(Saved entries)
┌────────
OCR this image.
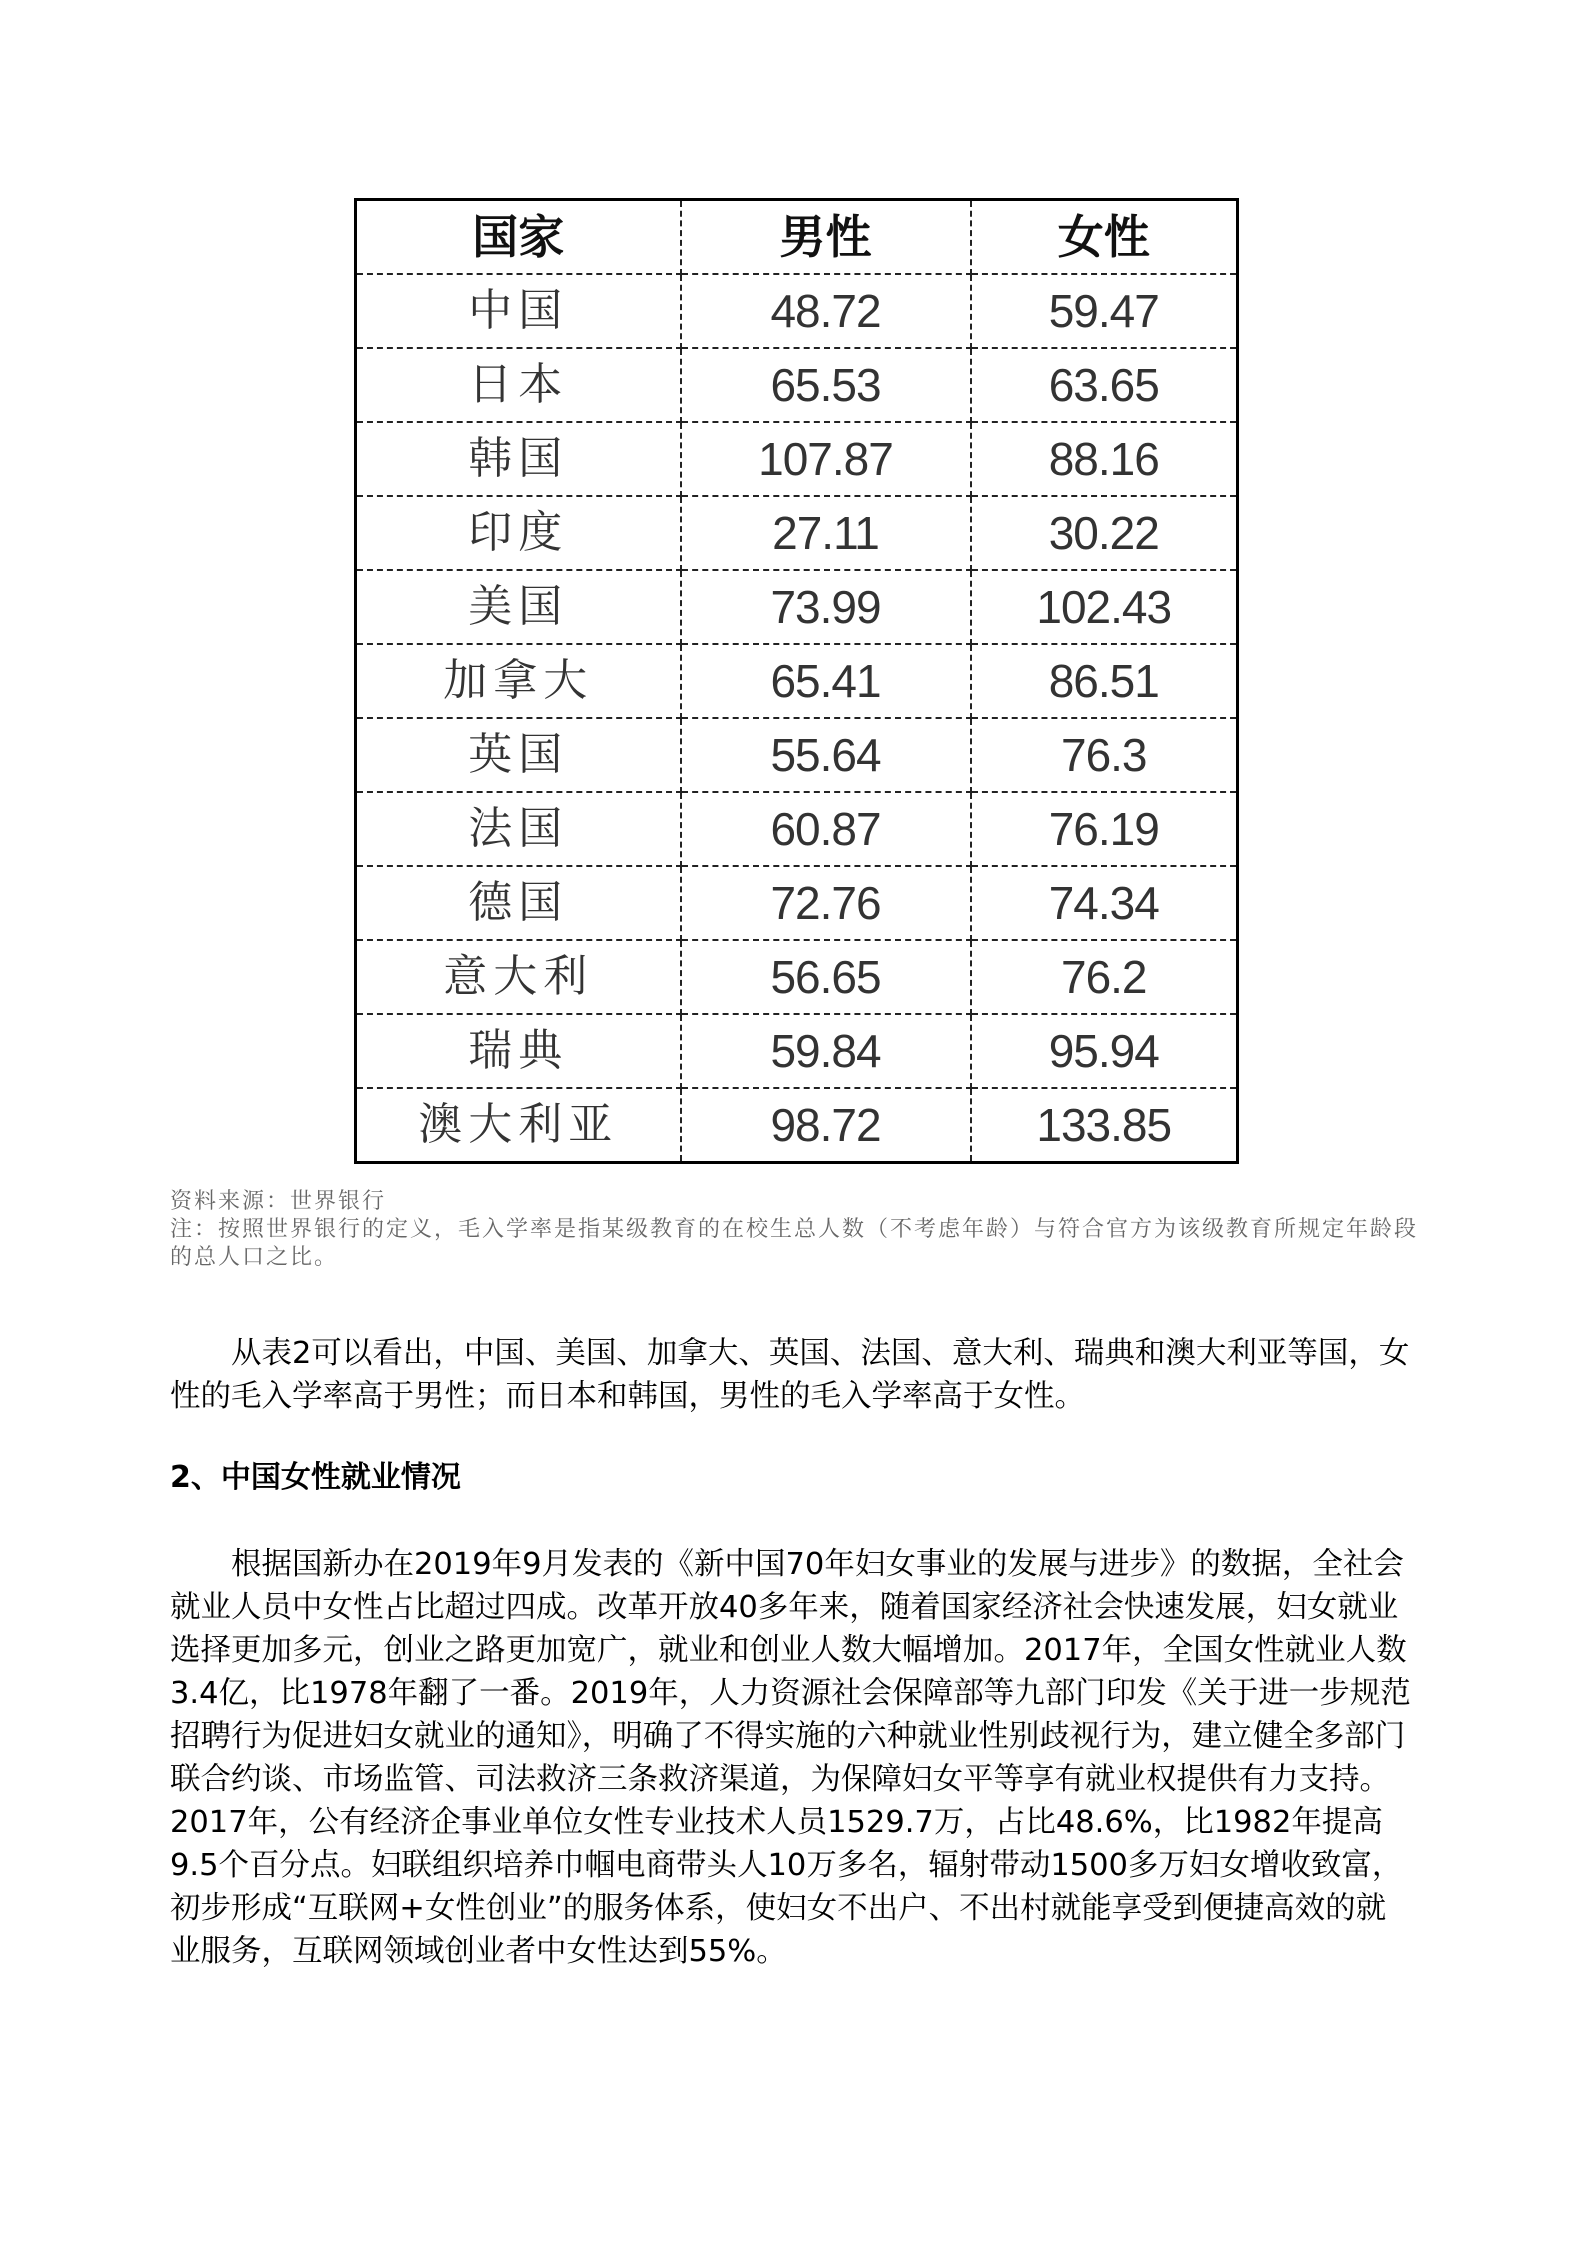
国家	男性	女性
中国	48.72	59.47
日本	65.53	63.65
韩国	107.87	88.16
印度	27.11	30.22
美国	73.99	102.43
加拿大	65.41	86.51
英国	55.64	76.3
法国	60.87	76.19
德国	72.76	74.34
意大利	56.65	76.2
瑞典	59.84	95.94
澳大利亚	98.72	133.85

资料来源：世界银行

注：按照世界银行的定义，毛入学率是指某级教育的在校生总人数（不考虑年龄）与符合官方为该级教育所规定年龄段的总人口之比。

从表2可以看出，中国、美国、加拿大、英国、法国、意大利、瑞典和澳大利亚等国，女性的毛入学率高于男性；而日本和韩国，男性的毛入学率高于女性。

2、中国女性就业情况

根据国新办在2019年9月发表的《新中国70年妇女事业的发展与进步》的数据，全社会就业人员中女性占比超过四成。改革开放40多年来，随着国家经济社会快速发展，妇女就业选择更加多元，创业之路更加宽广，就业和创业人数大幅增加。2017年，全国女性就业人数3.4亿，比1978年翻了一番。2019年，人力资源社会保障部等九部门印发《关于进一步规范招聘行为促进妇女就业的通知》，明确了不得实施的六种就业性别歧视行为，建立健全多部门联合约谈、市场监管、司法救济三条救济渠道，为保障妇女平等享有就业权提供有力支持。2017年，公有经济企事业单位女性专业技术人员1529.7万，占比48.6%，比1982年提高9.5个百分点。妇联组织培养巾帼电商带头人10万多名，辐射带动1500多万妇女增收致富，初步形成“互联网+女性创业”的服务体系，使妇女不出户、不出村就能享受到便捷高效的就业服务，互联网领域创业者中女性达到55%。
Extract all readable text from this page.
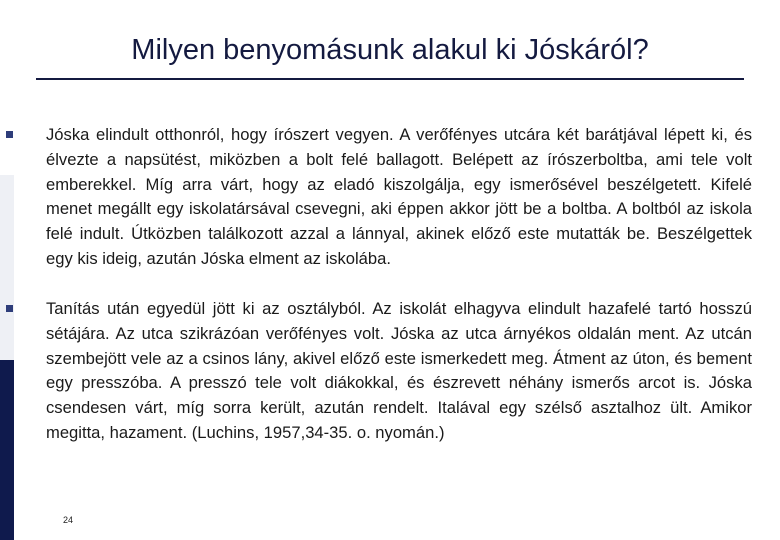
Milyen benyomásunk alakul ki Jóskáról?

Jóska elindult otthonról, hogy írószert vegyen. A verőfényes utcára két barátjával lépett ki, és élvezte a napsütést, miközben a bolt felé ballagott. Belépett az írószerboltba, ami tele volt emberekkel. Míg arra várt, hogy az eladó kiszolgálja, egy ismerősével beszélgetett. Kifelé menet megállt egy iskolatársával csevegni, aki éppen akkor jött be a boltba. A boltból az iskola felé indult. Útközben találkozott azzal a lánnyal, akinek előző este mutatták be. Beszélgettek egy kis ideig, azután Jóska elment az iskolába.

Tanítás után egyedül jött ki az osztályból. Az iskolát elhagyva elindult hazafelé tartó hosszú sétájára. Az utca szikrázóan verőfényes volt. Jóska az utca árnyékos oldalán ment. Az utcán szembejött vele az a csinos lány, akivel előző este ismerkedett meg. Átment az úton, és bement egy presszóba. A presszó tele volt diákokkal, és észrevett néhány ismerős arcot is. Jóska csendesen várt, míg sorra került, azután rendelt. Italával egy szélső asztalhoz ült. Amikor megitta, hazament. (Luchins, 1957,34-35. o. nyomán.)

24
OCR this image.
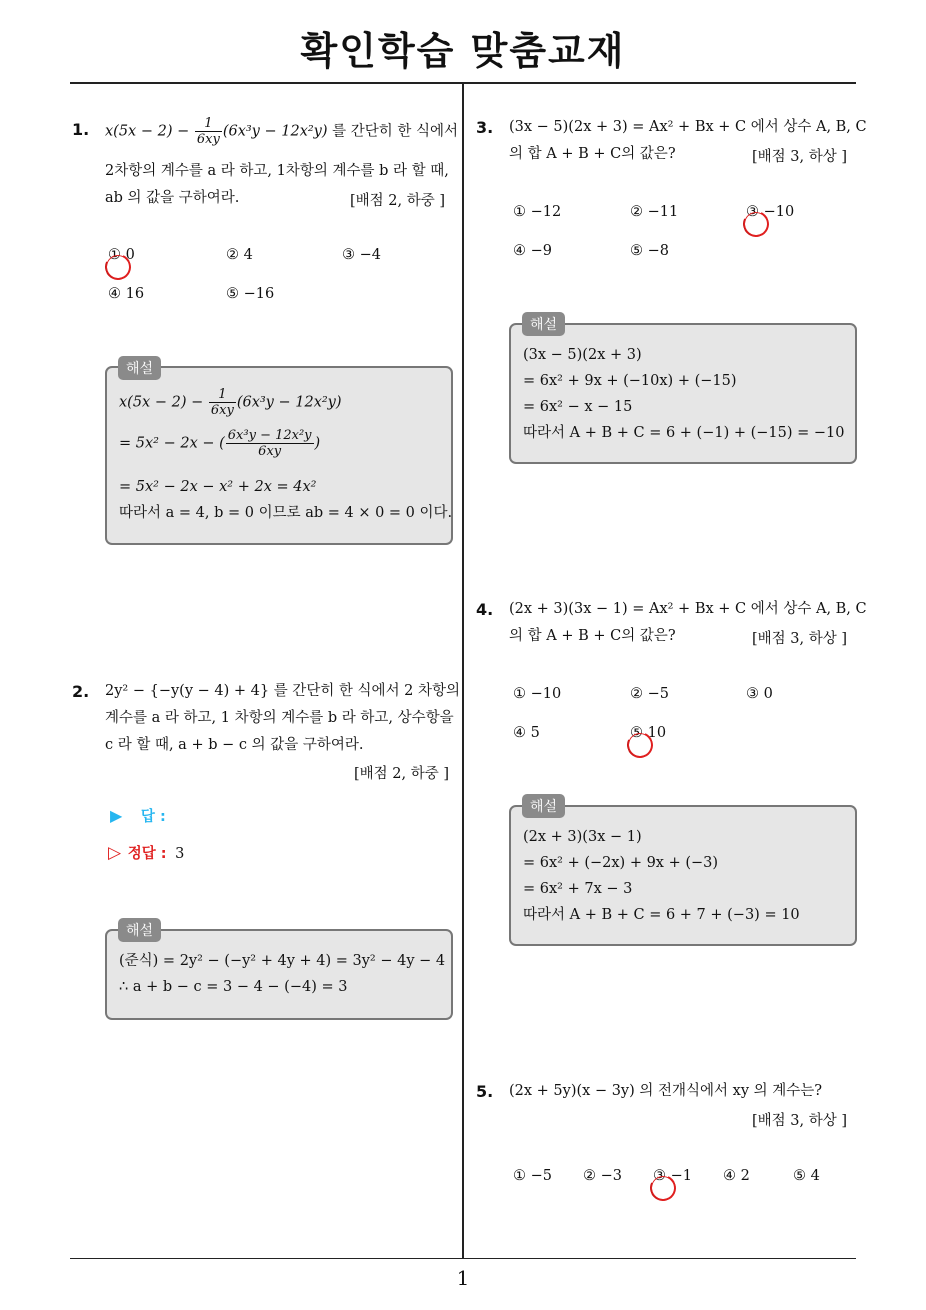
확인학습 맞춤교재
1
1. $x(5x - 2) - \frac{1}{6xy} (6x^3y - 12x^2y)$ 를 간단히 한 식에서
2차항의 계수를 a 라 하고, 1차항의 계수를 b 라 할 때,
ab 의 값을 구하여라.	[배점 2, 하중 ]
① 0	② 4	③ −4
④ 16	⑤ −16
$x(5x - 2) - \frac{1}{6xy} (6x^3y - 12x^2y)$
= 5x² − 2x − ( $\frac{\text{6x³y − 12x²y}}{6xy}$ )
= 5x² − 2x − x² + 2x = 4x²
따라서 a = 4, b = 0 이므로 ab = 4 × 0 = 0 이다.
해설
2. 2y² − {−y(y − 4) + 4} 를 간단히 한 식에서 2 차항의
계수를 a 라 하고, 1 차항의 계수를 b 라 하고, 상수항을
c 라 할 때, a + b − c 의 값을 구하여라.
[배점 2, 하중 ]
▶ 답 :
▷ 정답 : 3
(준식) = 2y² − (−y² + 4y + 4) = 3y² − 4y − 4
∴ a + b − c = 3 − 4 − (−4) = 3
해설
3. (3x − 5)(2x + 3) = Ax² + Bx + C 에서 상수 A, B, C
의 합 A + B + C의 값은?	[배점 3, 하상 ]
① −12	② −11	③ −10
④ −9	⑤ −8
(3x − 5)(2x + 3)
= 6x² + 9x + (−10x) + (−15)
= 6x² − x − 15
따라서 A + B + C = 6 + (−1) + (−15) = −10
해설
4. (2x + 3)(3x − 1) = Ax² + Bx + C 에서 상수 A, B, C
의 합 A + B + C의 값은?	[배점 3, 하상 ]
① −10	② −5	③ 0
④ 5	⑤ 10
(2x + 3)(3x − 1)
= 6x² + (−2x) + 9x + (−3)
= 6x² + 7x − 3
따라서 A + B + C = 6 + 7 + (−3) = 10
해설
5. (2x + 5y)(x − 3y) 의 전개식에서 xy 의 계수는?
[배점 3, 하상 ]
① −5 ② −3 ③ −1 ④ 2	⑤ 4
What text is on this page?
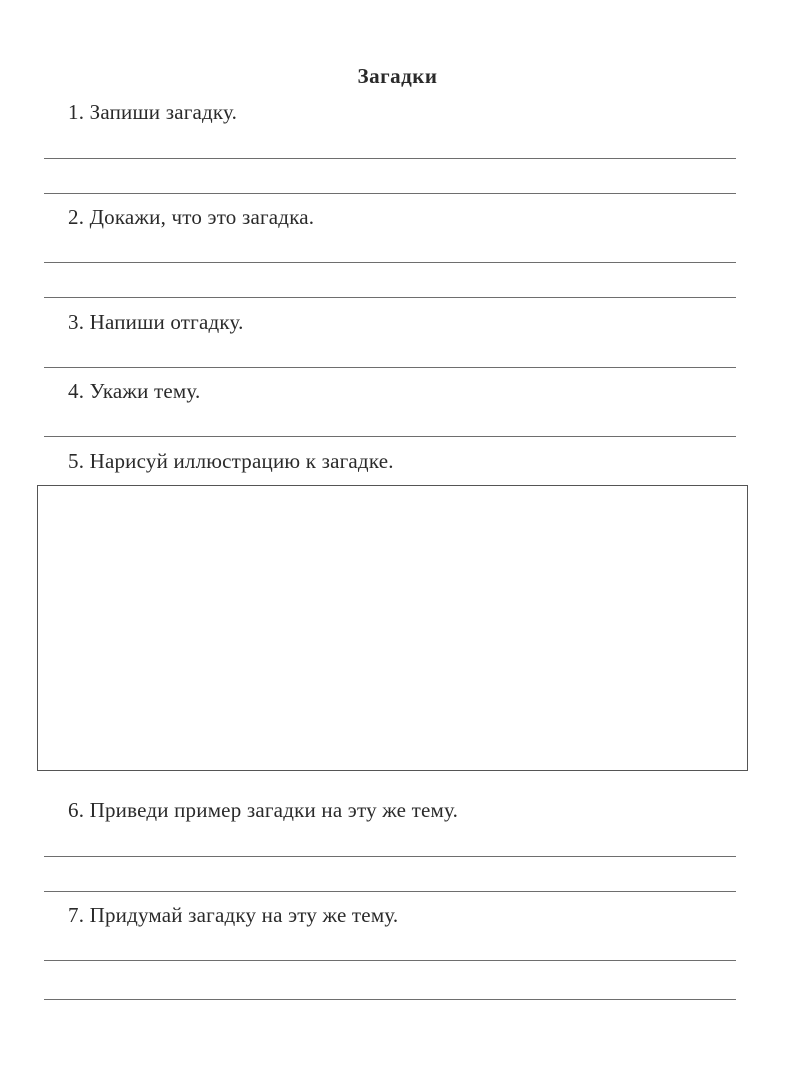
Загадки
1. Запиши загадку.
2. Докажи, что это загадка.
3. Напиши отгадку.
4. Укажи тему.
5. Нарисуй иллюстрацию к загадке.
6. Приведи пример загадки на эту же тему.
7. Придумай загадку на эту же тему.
└────────
AIM OF THE TASK: Repeat each record exactly, with the pictures left out.

REPLY:
OCR this image.
国家	男性	女性
中国	48.72	59.47
日本	65.53	63.65
韩国	107.87	88.16
印度	27.11	30.22
美国	73.99	102.43
加拿大	65.41	86.51
英国	55.64	76.3
法国	60.87	76.19
德国	72.76	74.34
意大利	56.65	76.2
瑞典	59.84	95.94
澳大利亚	98.72	133.85

资料来源：世界银行

注：按照世界银行的定义，毛入学率是指某级教育的在校生总人数（不考虑年龄）与符合官方为该级教育所规定年龄段的总人口之比。

从表2可以看出，中国、美国、加拿大、英国、法国、意大利、瑞典和澳大利亚等国，女性的毛入学率高于男性；而日本和韩国，男性的毛入学率高于女性。

2、中国女性就业情况

根据国新办在2019年9月发表的《新中国70年妇女事业的发展与进步》的数据，全社会就业人员中女性占比超过四成。改革开放40多年来，随着国家经济社会快速发展，妇女就业选择更加多元，创业之路更加宽广，就业和创业人数大幅增加。2017年，全国女性就业人数3.4亿，比1978年翻了一番。2019年，人力资源社会保障部等九部门印发《关于进一步规范招聘行为促进妇女就业的通知》，明确了不得实施的六种就业性别歧视行为，建立健全多部门联合约谈、市场监管、司法救济三条救济渠道，为保障妇女平等享有就业权提供有力支持。2017年，公有经济企事业单位女性专业技术人员1529.7万，占比48.6%，比1982年提高9.5个百分点。妇联组织培养巾帼电商带头人10万多名，辐射带动1500多万妇女增收致富，初步形成“互联网+女性创业”的服务体系，使妇女不出户、不出村就能享受到便捷高效的就业服务，互联网领域创业者中女性达到55%。
Extract all readable text from this page.
Milyen benyomásunk alakul ki Jóskáról?

Jóska elindult otthonról, hogy írószert vegyen. A verőfényes utcára két barátjával lépett ki, és élvezte a napsütést, miközben a bolt felé ballagott. Belépett az írószerboltba, ami tele volt emberekkel. Míg arra várt, hogy az eladó kiszolgálja, egy ismerősével beszélgetett. Kifelé menet megállt egy iskolatársával csevegni, aki éppen akkor jött be a boltba. A boltból az iskola felé indult. Útközben találkozott azzal a lánnyal, akinek előző este mutatták be. Beszélgettek egy kis ideig, azután Jóska elment az iskolába.

Tanítás után egyedül jött ki az osztályból. Az iskolát elhagyva elindult hazafelé tartó hosszú sétájára. Az utca szikrázóan verőfényes volt. Jóska az utca árnyékos oldalán ment. Az utcán szembejött vele az a csinos lány, akivel előző este ismerkedett meg. Átment az úton, és bement egy presszóba. A presszó tele volt diákokkal, és észrevett néhány ismerős arcot is. Jóska csendesen várt, míg sorra került, azután rendelt. Italával egy szélső asztalhoz ült. Amikor megitta, hazament. (Luchins, 1957,34-35. o. nyomán.)

24
OCR this image.
확인학습 맞춤교재
1
1. $x(5x - 2) - \frac{1}{6xy} (6x^3y - 12x^2y)$ 를 간단히 한 식에서
2차항의 계수를 a 라 하고, 1차항의 계수를 b 라 할 때,
ab 의 값을 구하여라.	[배점 2, 하중 ]
① 0	② 4	③ −4
④ 16	⑤ −16
$x(5x - 2) - \frac{1}{6xy} (6x^3y - 12x^2y)$
= 5x² − 2x − ( $\frac{\text{6x³y − 12x²y}}{6xy}$ )
= 5x² − 2x − x² + 2x = 4x²
따라서 a = 4, b = 0 이므로 ab = 4 × 0 = 0 이다.
해설
2. 2y² − {−y(y − 4) + 4} 를 간단히 한 식에서 2 차항의
계수를 a 라 하고, 1 차항의 계수를 b 라 하고, 상수항을
c 라 할 때, a + b − c 의 값을 구하여라.
[배점 2, 하중 ]
▶ 답 :
▷ 정답 : 3
(준식) = 2y² − (−y² + 4y + 4) = 3y² − 4y − 4
∴ a + b − c = 3 − 4 − (−4) = 3
해설
3. (3x − 5)(2x + 3) = Ax² + Bx + C 에서 상수 A, B, C
의 합 A + B + C의 값은?	[배점 3, 하상 ]
① −12	② −11	③ −10
④ −9	⑤ −8
(3x − 5)(2x + 3)
= 6x² + 9x + (−10x) + (−15)
= 6x² − x − 15
따라서 A + B + C = 6 + (−1) + (−15) = −10
해설
4. (2x + 3)(3x − 1) = Ax² + Bx + C 에서 상수 A, B, C
의 합 A + B + C의 값은?	[배점 3, 하상 ]
① −10	② −5	③ 0
④ 5	⑤ 10
(2x + 3)(3x − 1)
= 6x² + (−2x) + 9x + (−3)
= 6x² + 7x − 3
따라서 A + B + C = 6 + 7 + (−3) = 10
해설
5. (2x + 5y)(x − 3y) 의 전개식에서 xy 의 계수는?
[배점 3, 하상 ]
① −5 ② −3 ③ −1 ④ 2	⑤ 4
What text is on this page?
Загадки
1. Запиши загадку.
2. Докажи, что это загадка.
3. Напиши отгадку.
4. Укажи тему.
5. Нарисуй иллюстрацию к загадке.
6. Приведи пример загадки на эту же тему.
7. Придумай загадку на эту же тему.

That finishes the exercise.